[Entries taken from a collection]

☆ ☆ ☆

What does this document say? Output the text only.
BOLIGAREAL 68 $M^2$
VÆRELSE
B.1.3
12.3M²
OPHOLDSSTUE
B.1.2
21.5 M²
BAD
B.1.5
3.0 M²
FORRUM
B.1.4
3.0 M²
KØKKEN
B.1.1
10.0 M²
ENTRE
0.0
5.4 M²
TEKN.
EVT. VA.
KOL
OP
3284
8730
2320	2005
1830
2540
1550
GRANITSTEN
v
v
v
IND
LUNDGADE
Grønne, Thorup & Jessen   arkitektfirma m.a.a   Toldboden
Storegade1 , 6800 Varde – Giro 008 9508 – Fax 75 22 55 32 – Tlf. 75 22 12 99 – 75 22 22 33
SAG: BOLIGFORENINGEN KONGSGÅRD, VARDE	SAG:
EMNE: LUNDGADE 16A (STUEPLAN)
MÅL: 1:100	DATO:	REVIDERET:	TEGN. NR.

☆ ☆ ☆

Lines that include the word "LUNDGADE" are to be extracted from the data above.

Solution for this task —
LUNDGADE
EMNE: LUNDGADE 16A (STUEPLAN)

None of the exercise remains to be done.